* CHALLENGE *
For each line below that contains the string "series", copy that line.

* MATERIAL FOR THE TASK *
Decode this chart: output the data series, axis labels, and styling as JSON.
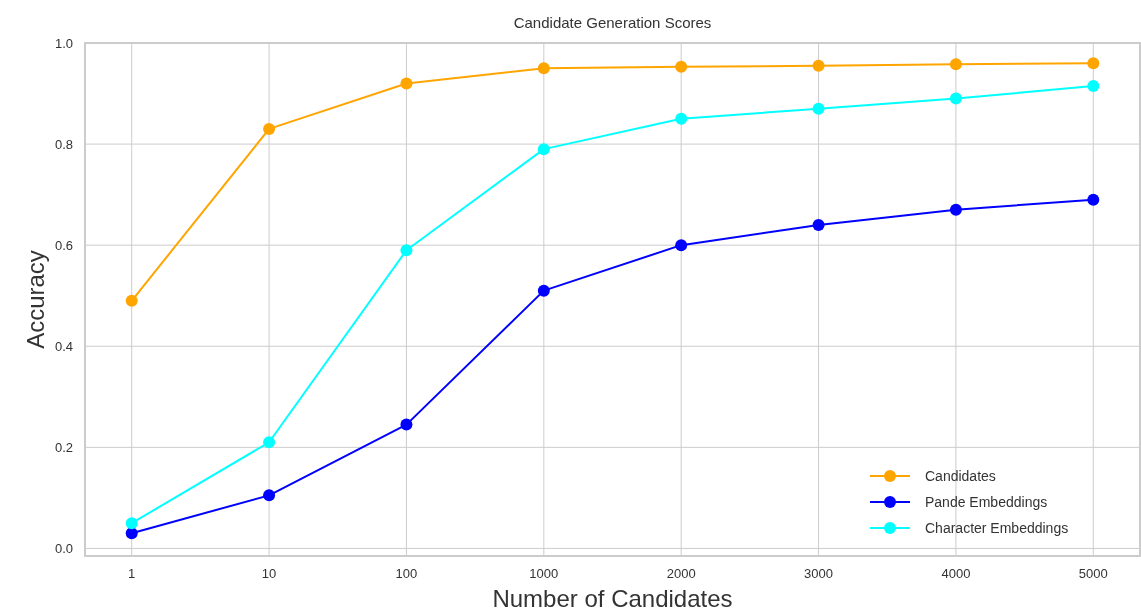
{
  "chart_data": {
    "type": "line",
    "title": "Candidate Generation Scores",
    "xlabel": "Number of Candidates",
    "ylabel": "Accuracy",
    "categories": [
      "1",
      "10",
      "100",
      "1000",
      "2000",
      "3000",
      "4000",
      "5000"
    ],
    "series": [
      {
        "name": "Candidates",
        "color": "#ffa500",
        "values": [
          0.49,
          0.83,
          0.92,
          0.95,
          0.953,
          0.955,
          0.958,
          0.96
        ]
      },
      {
        "name": "Pande Embeddings",
        "color": "#0000ff",
        "values": [
          0.03,
          0.105,
          0.245,
          0.51,
          0.6,
          0.64,
          0.67,
          0.69
        ]
      },
      {
        "name": "Character Embeddings",
        "color": "#00ffff",
        "values": [
          0.05,
          0.21,
          0.59,
          0.79,
          0.85,
          0.87,
          0.89,
          0.915
        ]
      }
    ],
    "ylim": [
      -0.015,
      1.0
    ],
    "yticks": [
      {
        "value": 0,
        "label": "0.0"
      },
      0.2,
      0.4,
      0.6,
      0.8,
      {
        "value": 1,
        "label": "1.0"
      }
    ],
    "grid": true,
    "legend": "bottom right",
    "marker": "circle",
    "line_style": "solid"
  }
}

* OUTPUT *
Decode this chart: output the data series, axis labels, and styling as JSON.
    "series": [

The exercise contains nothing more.